• [DESCRIPTION OF THE TASK] Make an exact copy of the records, with the images left out.

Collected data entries
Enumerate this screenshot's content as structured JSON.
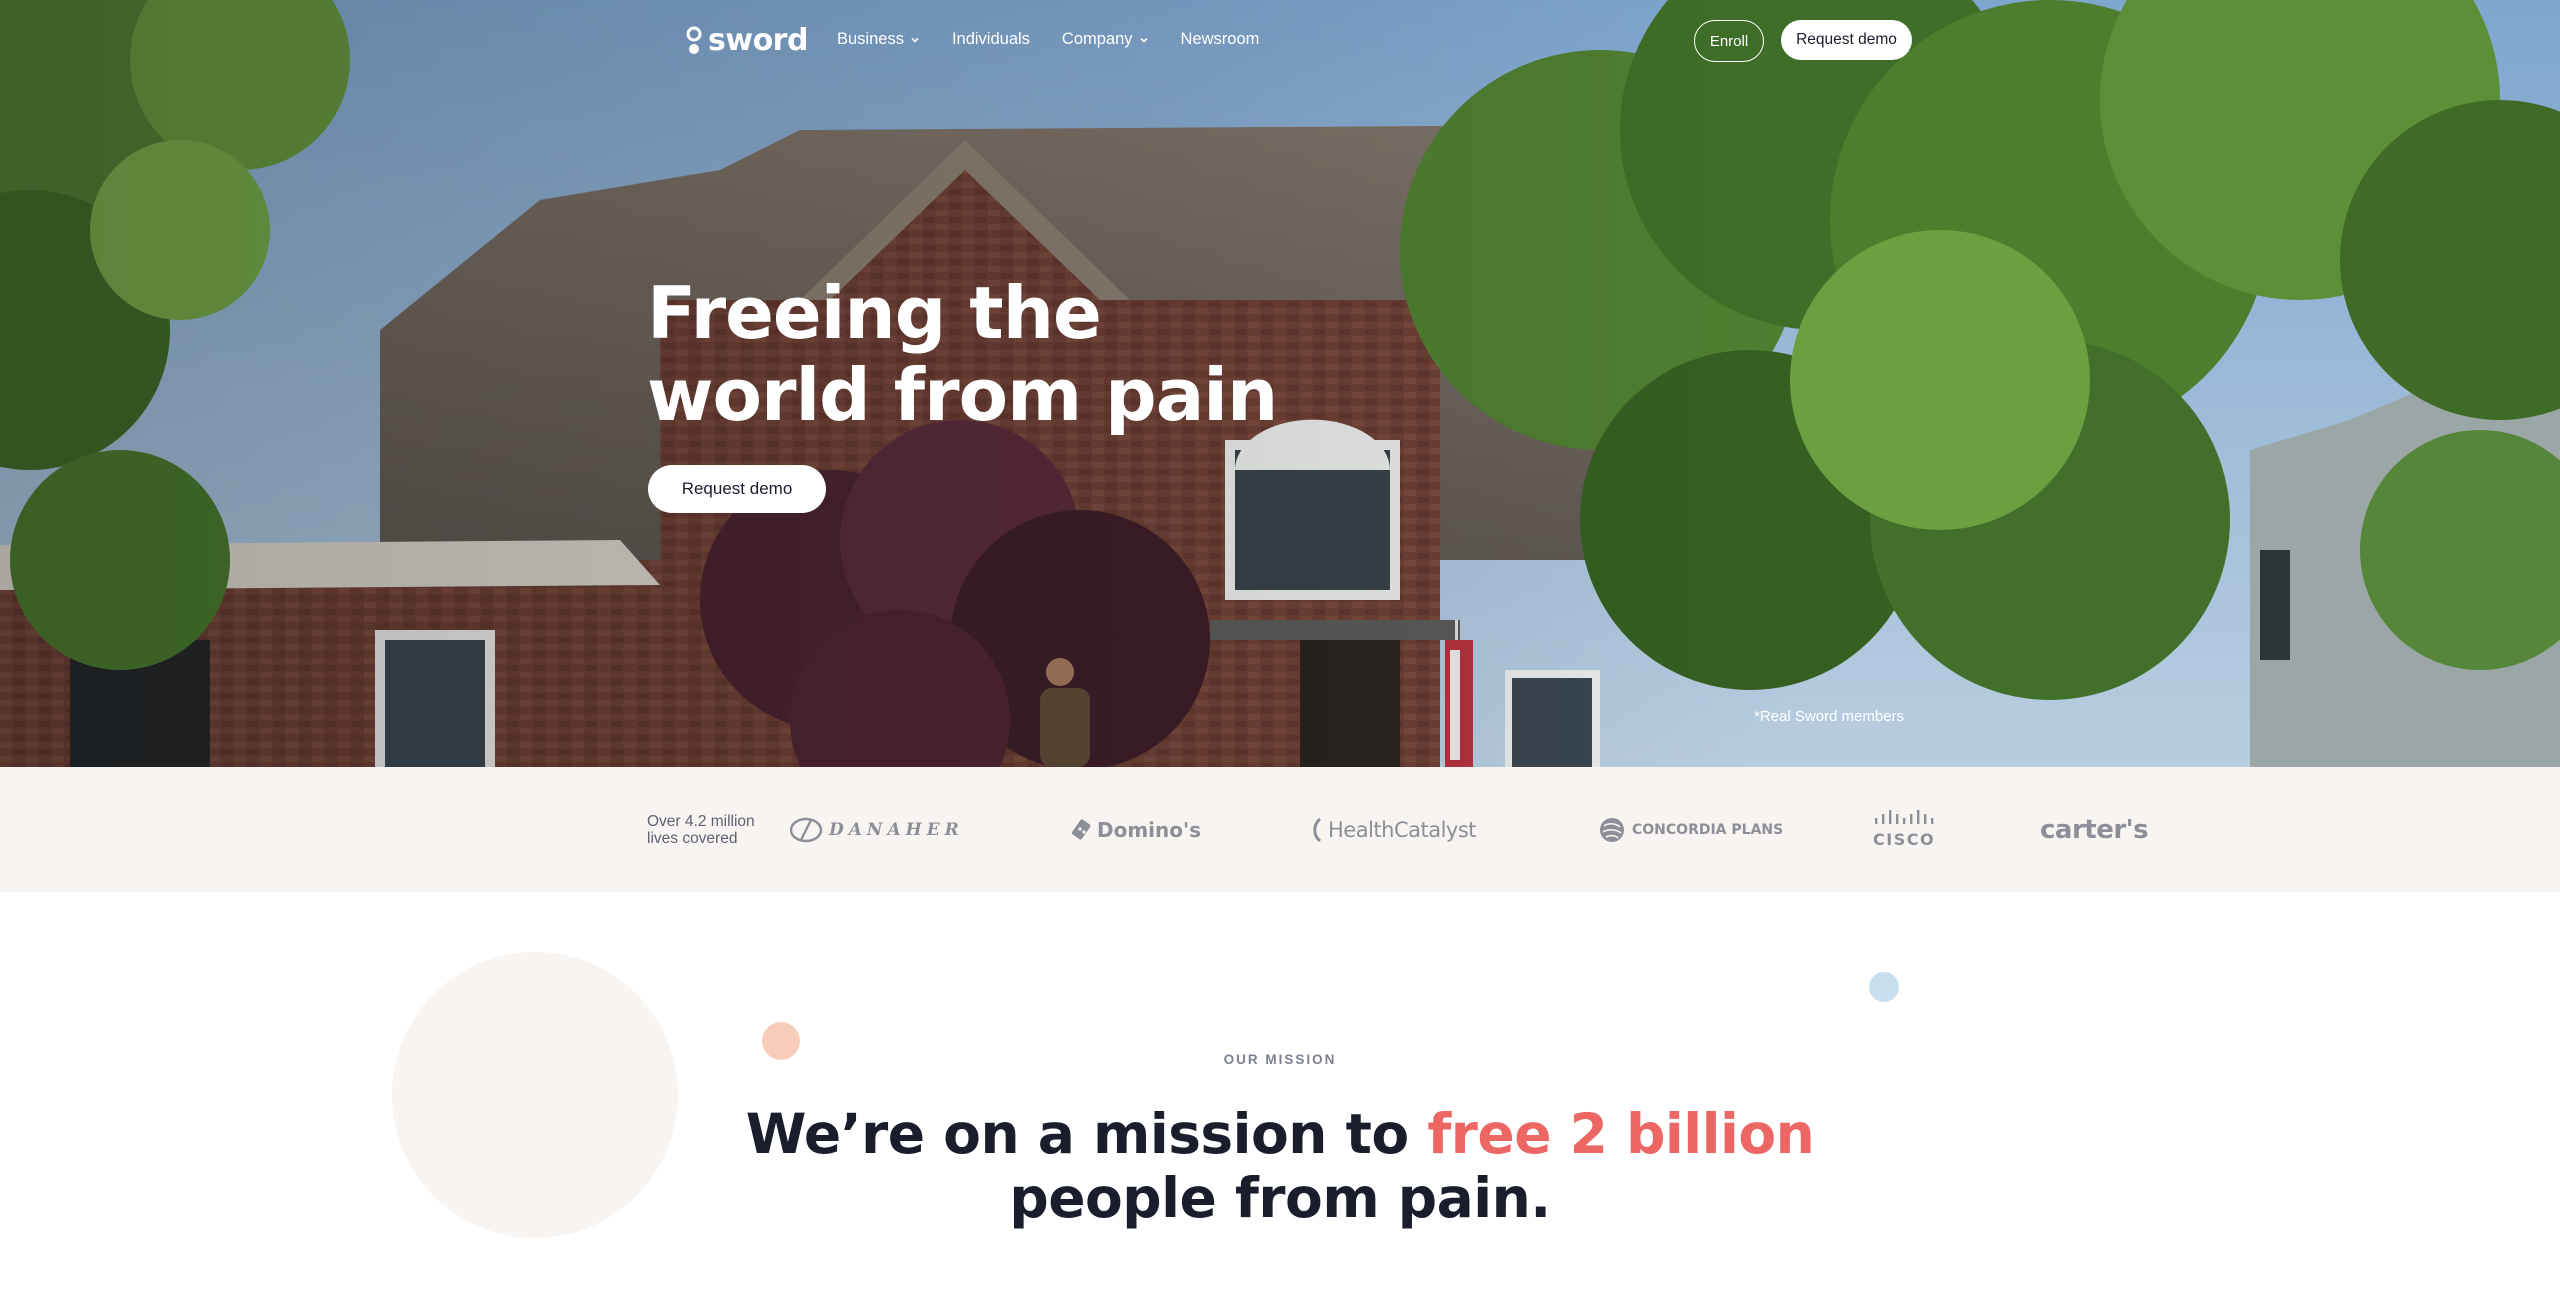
{
  "colors": {
    "accent_red": "#ec6664",
    "dark_text": "#1a1d2b",
    "strip_bg": "#f7f4f1",
    "logo_gray": "#8d8f98",
    "peach_dot": "#f7cdb9",
    "blue_dot": "#c7dfec"
  },
  "nav": {
    "logo_text": "sword",
    "links": [
      {
        "label": "Business",
        "icon": "chevron-down-icon"
      },
      {
        "label": "Individuals"
      },
      {
        "label": "Company",
        "icon": "chevron-down-icon"
      },
      {
        "label": "Newsroom"
      }
    ],
    "enroll_label": "Enroll",
    "request_demo_label": "Request demo"
  },
  "hero": {
    "title_line1": "Freeing the",
    "title_line2": "world from pain",
    "cta_label": "Request demo",
    "footnote": "*Real Sword members"
  },
  "logo_strip": {
    "lives_line1": "Over 4.2 million",
    "lives_line2": "lives covered",
    "clients": [
      "DANAHER",
      "Domino's",
      "HealthCatalyst",
      "CONCORDIA PLANS",
      "CISCO",
      "carter's"
    ]
  },
  "mission": {
    "eyebrow": "OUR MISSION",
    "title_part1": "We’re on a mission to ",
    "title_highlight": "free 2 billion",
    "title_line2": "people from pain."
  }
}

• [OUTPUT]
Enumerate this screenshot's content as structured JSON.
{
  "colors": {
    "accent_red": "#ec6664",
    "dark_text": "#1a1d2b",
    "strip_bg": "#f7f4f1",
    "logo_gray": "#8d8f98",
    "peach_dot": "#f7cdb9",
    "blue_dot": "#c7dfec"
  },
  "nav": {
    "logo_text": "sword",
    "links": [
      {
        "label": "Business",
        "icon": "chevron-down-icon"
      },
      {
        "label": "Individuals"
      },
      {
        "label": "Company",
        "icon": "chevron-down-icon"
      },
      {
        "label": "Newsroom"
      }
    ],
    "enroll_label": "Enroll",
    "request_demo_label": "Request demo"
  },
  "hero": {
    "title_line1": "Freeing the",
    "title_line2": "world from pain",
    "cta_label": "Request demo",
    "footnote": "*Real Sword members"
  },
  "logo_strip": {
    "lives_line1": "Over 4.2 million",
    "lives_line2": "lives covered",
    "clients": [
      "DANAHER",
      "Domino's",
      "HealthCatalyst",
      "CONCORDIA PLANS",
      "CISCO",
      "carter's"
    ]
  },
  "mission": {
    "eyebrow": "OUR MISSION",
    "title_part1": "We’re on a mission to ",
    "title_highlight": "free 2 billion",
    "title_line2": "people from pain."
  }
}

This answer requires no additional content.